>>

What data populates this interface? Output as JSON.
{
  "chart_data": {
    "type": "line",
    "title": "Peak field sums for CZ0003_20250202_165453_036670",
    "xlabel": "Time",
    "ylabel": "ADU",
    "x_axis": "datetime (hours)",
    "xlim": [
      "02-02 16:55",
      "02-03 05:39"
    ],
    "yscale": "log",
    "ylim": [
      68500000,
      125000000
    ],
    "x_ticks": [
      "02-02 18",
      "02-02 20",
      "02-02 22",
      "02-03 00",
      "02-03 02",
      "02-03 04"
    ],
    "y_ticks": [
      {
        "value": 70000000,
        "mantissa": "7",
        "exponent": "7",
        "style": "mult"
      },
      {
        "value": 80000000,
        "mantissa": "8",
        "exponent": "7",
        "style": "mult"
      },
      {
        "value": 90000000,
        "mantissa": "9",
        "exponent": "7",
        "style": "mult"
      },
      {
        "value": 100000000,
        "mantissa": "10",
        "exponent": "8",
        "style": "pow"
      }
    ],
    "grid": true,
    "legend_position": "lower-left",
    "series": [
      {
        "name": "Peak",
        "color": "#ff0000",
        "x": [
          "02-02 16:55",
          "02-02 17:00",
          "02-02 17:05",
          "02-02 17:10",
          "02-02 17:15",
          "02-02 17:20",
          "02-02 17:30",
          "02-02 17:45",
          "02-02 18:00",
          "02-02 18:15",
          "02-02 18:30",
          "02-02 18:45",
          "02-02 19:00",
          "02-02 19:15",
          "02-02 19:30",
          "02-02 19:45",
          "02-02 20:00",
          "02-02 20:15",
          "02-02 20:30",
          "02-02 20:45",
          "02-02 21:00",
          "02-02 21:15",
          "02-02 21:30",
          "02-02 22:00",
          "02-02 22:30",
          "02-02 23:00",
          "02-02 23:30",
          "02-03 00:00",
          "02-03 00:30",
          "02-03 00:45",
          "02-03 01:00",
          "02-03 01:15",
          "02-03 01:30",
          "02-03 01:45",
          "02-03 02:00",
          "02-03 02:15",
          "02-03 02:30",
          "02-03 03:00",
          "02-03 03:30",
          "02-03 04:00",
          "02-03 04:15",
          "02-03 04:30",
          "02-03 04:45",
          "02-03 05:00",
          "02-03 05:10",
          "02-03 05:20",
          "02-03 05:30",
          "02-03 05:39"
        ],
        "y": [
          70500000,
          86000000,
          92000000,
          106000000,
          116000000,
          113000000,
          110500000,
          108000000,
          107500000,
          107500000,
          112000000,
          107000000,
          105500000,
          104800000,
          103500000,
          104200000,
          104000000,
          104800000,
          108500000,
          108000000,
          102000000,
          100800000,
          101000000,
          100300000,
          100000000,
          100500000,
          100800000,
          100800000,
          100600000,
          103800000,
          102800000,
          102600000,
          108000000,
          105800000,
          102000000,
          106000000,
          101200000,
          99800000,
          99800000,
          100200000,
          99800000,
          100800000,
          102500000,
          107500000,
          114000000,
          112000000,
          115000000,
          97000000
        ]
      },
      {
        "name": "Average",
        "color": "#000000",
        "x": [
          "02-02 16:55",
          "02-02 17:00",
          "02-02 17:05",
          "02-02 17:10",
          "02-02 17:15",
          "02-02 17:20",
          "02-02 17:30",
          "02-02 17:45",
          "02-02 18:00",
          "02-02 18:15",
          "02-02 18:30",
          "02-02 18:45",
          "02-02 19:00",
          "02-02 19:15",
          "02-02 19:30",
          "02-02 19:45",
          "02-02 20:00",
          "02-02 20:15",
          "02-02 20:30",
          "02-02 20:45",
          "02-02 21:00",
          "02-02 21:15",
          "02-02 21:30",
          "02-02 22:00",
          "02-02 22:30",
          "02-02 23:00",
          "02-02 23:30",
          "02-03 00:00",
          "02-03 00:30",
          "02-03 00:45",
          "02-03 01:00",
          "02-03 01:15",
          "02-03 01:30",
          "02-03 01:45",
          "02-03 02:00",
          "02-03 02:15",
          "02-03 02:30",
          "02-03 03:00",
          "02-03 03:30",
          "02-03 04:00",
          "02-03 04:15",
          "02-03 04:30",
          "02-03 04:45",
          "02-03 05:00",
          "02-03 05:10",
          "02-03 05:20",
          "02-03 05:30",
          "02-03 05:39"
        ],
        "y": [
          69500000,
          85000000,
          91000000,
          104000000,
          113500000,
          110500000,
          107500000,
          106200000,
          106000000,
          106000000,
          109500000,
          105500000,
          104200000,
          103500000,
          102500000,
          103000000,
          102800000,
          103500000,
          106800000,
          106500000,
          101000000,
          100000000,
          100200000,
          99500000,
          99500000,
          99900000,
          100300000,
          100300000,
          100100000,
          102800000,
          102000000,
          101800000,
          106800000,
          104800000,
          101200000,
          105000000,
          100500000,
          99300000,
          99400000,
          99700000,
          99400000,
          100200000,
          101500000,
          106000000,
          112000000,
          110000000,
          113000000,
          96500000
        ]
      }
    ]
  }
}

<<

Description of the task – Write out each line of the data that holds the string "mantissa".

Response –
        "mantissa": "7",
        "mantissa": "8",
        "mantissa": "9",
        "mantissa": "10",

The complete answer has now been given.